- WORK INSTRUCTIONS -
A verbatim copy of the records is required, with all pictures left out.

(Stored records)
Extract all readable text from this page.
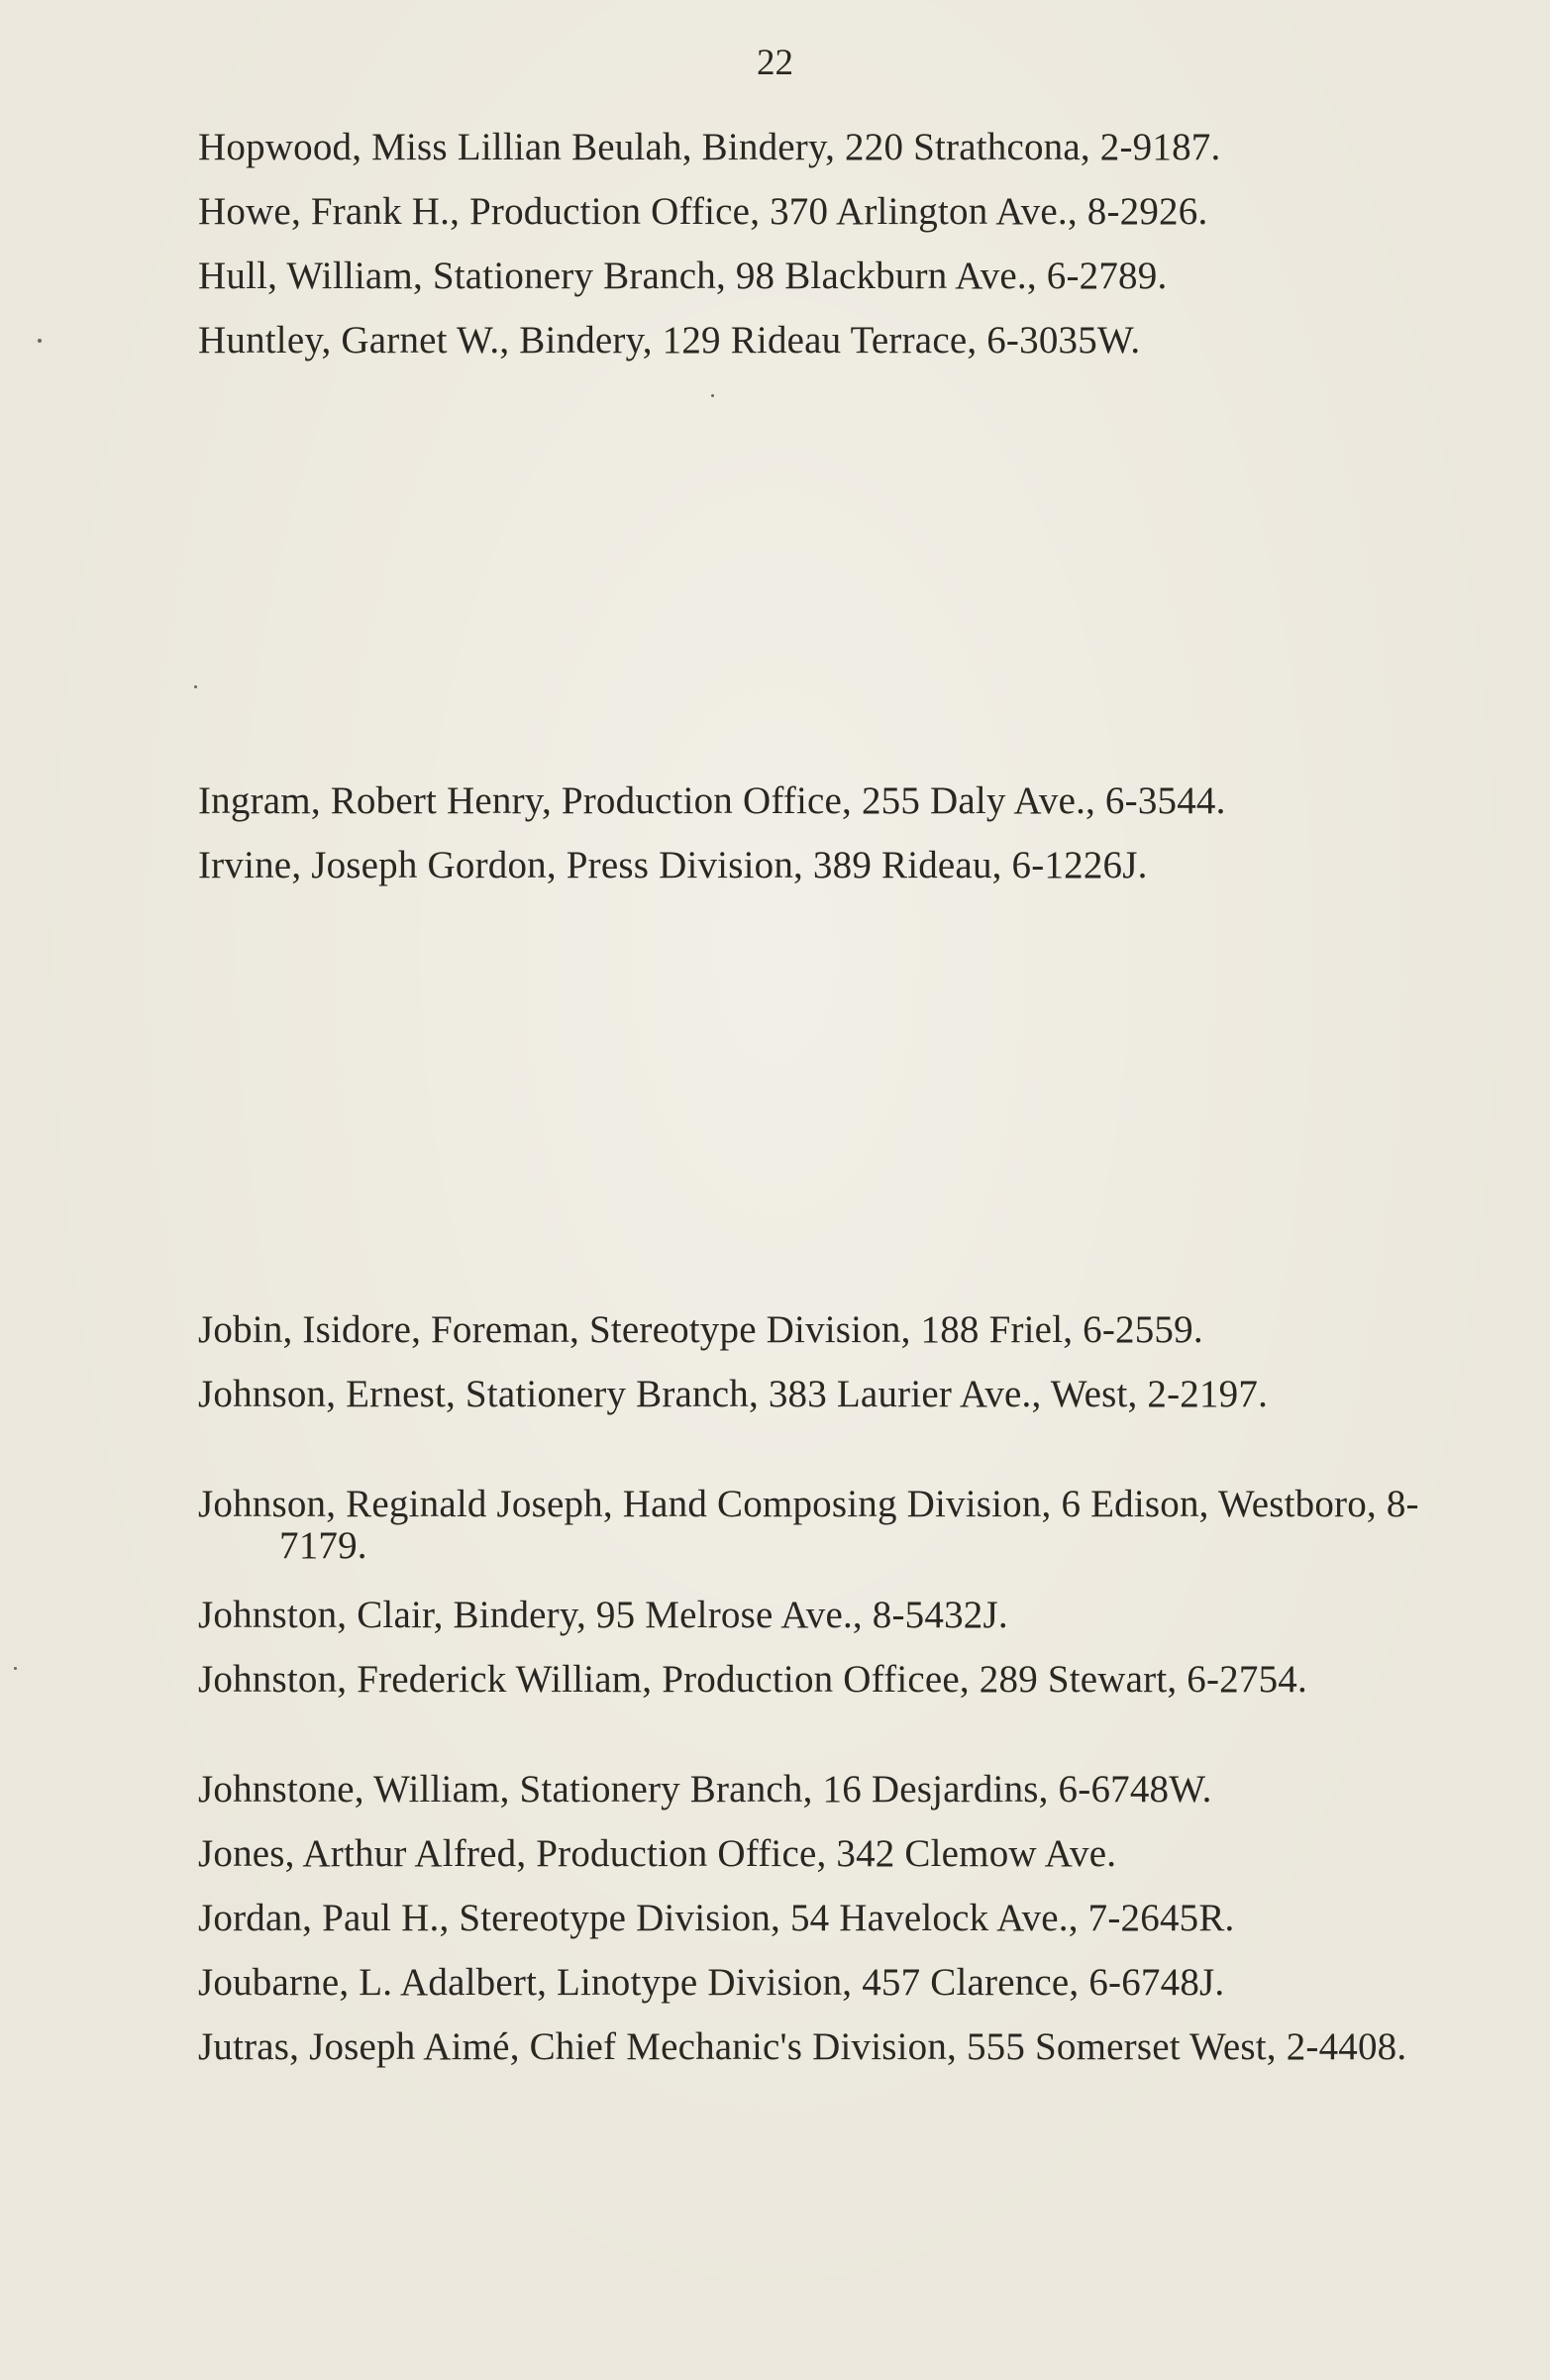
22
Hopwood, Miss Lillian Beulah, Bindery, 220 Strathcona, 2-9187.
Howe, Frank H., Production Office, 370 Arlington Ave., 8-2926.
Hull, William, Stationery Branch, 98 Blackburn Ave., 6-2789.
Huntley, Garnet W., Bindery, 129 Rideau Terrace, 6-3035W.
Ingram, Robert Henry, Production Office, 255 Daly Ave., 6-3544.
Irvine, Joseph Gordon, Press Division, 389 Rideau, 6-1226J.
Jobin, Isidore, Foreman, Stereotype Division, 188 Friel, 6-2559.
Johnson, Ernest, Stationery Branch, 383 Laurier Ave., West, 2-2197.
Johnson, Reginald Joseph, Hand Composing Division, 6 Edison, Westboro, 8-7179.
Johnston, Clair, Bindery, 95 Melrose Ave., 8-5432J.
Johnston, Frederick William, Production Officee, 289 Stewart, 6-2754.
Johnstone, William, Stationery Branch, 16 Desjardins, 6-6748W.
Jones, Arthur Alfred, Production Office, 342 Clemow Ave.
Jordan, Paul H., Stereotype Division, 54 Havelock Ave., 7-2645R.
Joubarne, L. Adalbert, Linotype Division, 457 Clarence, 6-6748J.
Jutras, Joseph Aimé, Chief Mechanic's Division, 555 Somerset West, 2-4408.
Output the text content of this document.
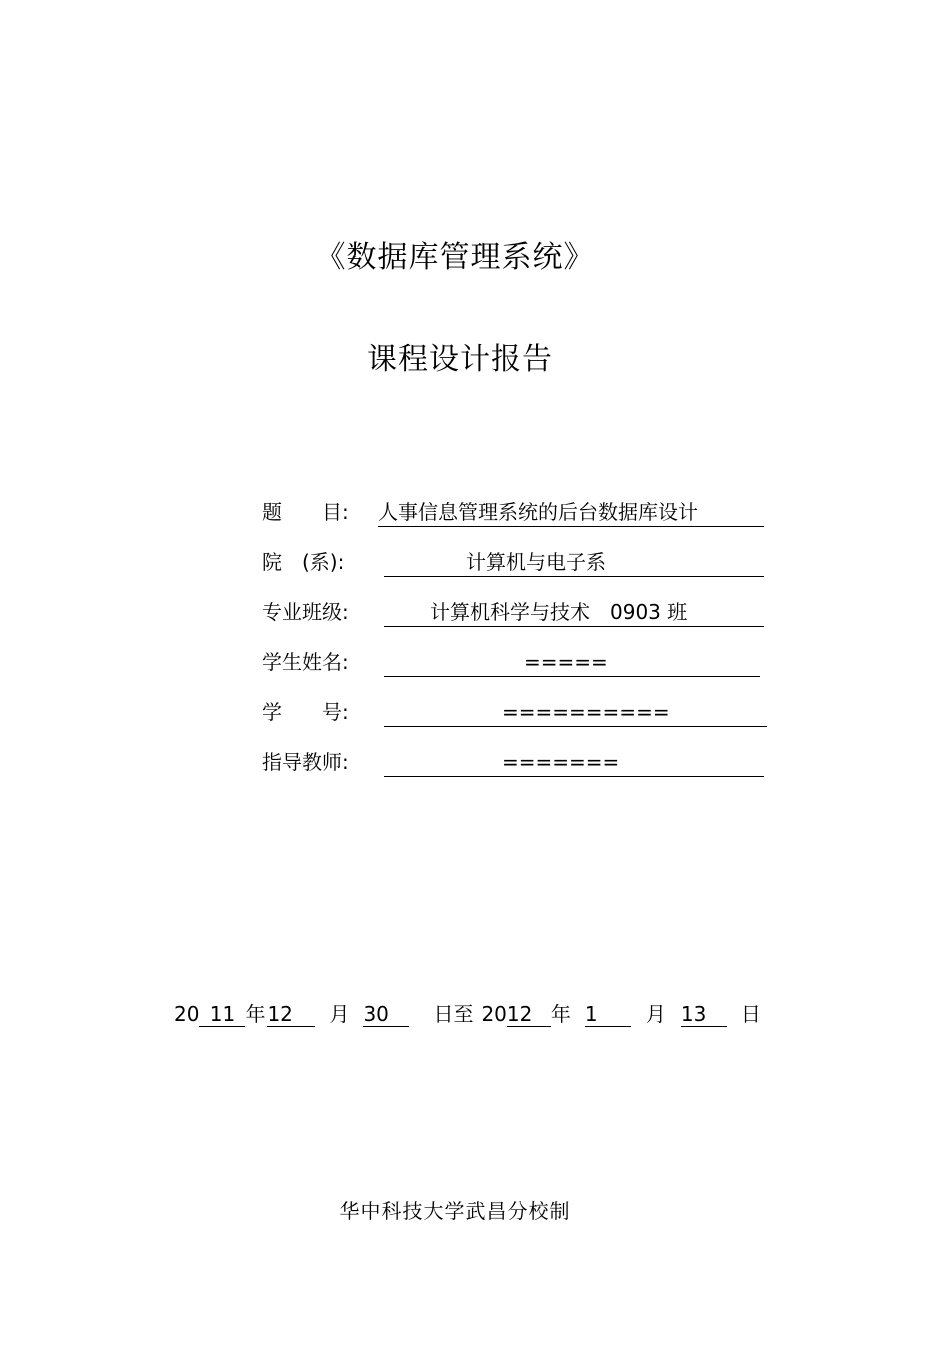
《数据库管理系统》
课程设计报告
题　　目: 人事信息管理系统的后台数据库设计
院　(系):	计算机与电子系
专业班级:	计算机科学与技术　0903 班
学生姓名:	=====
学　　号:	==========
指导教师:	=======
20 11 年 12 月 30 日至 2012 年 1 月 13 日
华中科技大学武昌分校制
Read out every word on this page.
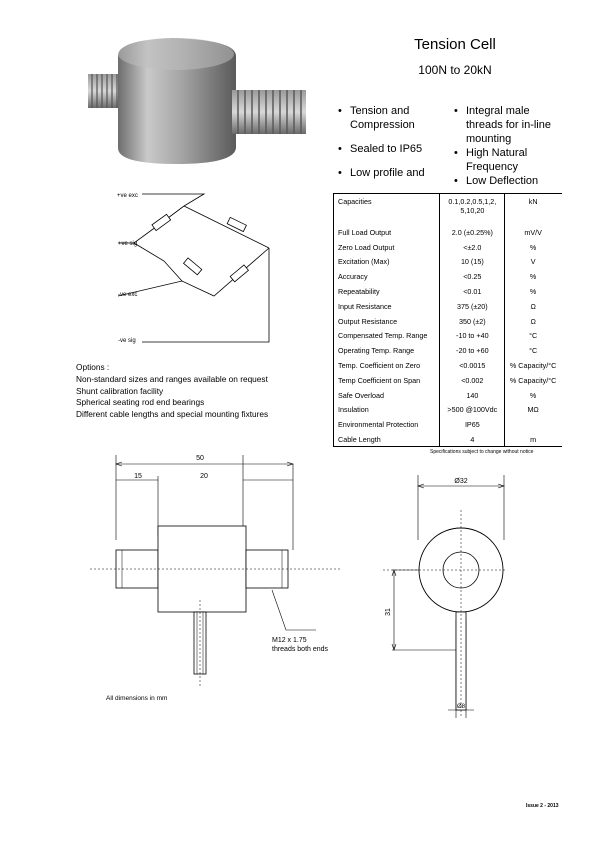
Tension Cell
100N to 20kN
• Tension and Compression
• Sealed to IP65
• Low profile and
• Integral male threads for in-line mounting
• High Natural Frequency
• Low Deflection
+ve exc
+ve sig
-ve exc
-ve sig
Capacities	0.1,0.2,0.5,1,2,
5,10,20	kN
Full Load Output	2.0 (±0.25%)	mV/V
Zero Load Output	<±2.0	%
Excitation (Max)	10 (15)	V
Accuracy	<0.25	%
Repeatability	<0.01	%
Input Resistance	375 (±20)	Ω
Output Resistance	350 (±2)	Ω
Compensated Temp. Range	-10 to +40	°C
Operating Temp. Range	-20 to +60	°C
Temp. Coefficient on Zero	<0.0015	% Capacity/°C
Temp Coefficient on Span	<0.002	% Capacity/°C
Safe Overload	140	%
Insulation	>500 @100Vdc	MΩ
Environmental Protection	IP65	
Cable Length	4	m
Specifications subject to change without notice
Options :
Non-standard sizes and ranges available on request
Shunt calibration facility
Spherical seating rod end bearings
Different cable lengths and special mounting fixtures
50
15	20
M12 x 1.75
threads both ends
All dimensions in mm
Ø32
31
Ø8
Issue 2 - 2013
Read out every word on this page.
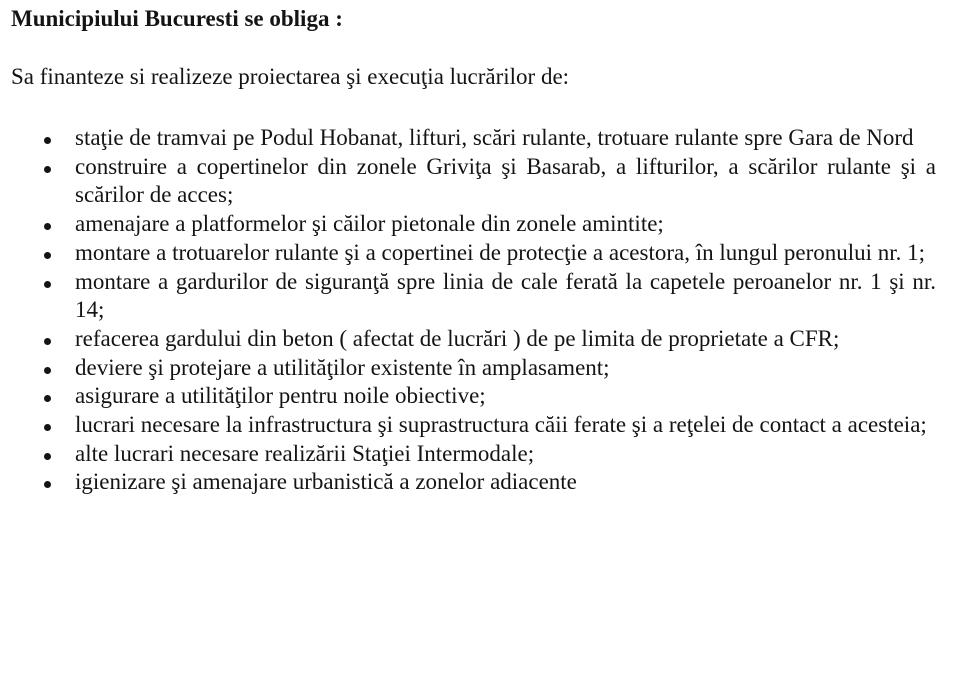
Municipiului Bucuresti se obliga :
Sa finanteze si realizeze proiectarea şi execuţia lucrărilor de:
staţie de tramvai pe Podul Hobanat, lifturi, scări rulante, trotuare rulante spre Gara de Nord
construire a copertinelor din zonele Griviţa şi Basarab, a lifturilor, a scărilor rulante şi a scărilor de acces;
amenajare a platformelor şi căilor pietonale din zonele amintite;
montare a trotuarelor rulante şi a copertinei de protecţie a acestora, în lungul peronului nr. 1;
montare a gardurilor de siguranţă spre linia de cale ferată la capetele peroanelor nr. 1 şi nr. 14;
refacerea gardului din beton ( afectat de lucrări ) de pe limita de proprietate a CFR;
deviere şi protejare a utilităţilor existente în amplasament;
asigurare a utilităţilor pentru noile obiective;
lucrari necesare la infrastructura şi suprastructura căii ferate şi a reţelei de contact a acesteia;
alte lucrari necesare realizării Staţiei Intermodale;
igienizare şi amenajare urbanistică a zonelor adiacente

- THE ANSWER -
Extract all readable text from this page.
22
Hopwood, Miss Lillian Beulah, Bindery, 220 Strathcona, 2-9187.
Howe, Frank H., Production Office, 370 Arlington Ave., 8-2926.
Hull, William, Stationery Branch, 98 Blackburn Ave., 6-2789.
Huntley, Garnet W., Bindery, 129 Rideau Terrace, 6-3035W.
Ingram, Robert Henry, Production Office, 255 Daly Ave., 6-3544.
Irvine, Joseph Gordon, Press Division, 389 Rideau, 6-1226J.
Jobin, Isidore, Foreman, Stereotype Division, 188 Friel, 6-2559.
Johnson, Ernest, Stationery Branch, 383 Laurier Ave., West, 2-2197.
Johnson, Reginald Joseph, Hand Composing Division, 6 Edison, Westboro, 8-7179.
Johnston, Clair, Bindery, 95 Melrose Ave., 8-5432J.
Johnston, Frederick William, Production Officee, 289 Stewart, 6-2754.
Johnstone, William, Stationery Branch, 16 Desjardins, 6-6748W.
Jones, Arthur Alfred, Production Office, 342 Clemow Ave.
Jordan, Paul H., Stereotype Division, 54 Havelock Ave., 7-2645R.
Joubarne, L. Adalbert, Linotype Division, 457 Clarence, 6-6748J.
Jutras, Joseph Aimé, Chief Mechanic's Division, 555 Somerset West, 2-4408.
Output the text content of this document.
《数据库管理系统》
课程设计报告
题　　目: 人事信息管理系统的后台数据库设计
院　(系):	计算机与电子系
专业班级:	计算机科学与技术　0903 班
学生姓名:	=====
学　　号:	==========
指导教师:	=======
20 11 年 12 月 30 日至 2012 年 1 月 13 日
华中科技大学武昌分校制
Read out every word on this page.
Tension Cell
100N to 20kN
• Tension and Compression
• Sealed to IP65
• Low profile and
• Integral male threads for in-line mounting
• High Natural Frequency
• Low Deflection
+ve exc
+ve sig
-ve exc
-ve sig
Capacities	0.1,0.2,0.5,1,2,
5,10,20	kN
Full Load Output	2.0 (±0.25%)	mV/V
Zero Load Output	<±2.0	%
Excitation (Max)	10 (15)	V
Accuracy	<0.25	%
Repeatability	<0.01	%
Input Resistance	375 (±20)	Ω
Output Resistance	350 (±2)	Ω
Compensated Temp. Range	-10 to +40	°C
Operating Temp. Range	-20 to +60	°C
Temp. Coefficient on Zero	<0.0015	% Capacity/°C
Temp Coefficient on Span	<0.002	% Capacity/°C
Safe Overload	140	%
Insulation	>500 @100Vdc	MΩ
Environmental Protection	IP65	
Cable Length	4	m
Specifications subject to change without notice
Options :
Non-standard sizes and ranges available on request
Shunt calibration facility
Spherical seating rod end bearings
Different cable lengths and special mounting fixtures
50
15	20
M12 x 1.75
threads both ends
All dimensions in mm
Ø32
31
Ø8
Issue 2 - 2013
Read out every word on this page.
Municipiului Bucuresti se obliga :
Sa finanteze si realizeze proiectarea şi execuţia lucrărilor de:
staţie de tramvai pe Podul Hobanat, lifturi, scări rulante, trotuare rulante spre Gara de Nord
construire a copertinelor din zonele Griviţa şi Basarab, a lifturilor, a scărilor rulante şi a scărilor de acces;
amenajare a platformelor şi căilor pietonale din zonele amintite;
montare a trotuarelor rulante şi a copertinei de protecţie a acestora, în lungul peronului nr. 1;
montare a gardurilor de siguranţă spre linia de cale ferată la capetele peroanelor nr. 1 şi nr. 14;
refacerea gardului din beton ( afectat de lucrări ) de pe limita de proprietate a CFR;
deviere şi protejare a utilităţilor existente în amplasament;
asigurare a utilităţilor pentru noile obiective;
lucrari necesare la infrastructura şi suprastructura căii ferate şi a reţelei de contact a acesteia;
alte lucrari necesare realizării Staţiei Intermodale;
igienizare şi amenajare urbanistică a zonelor adiacente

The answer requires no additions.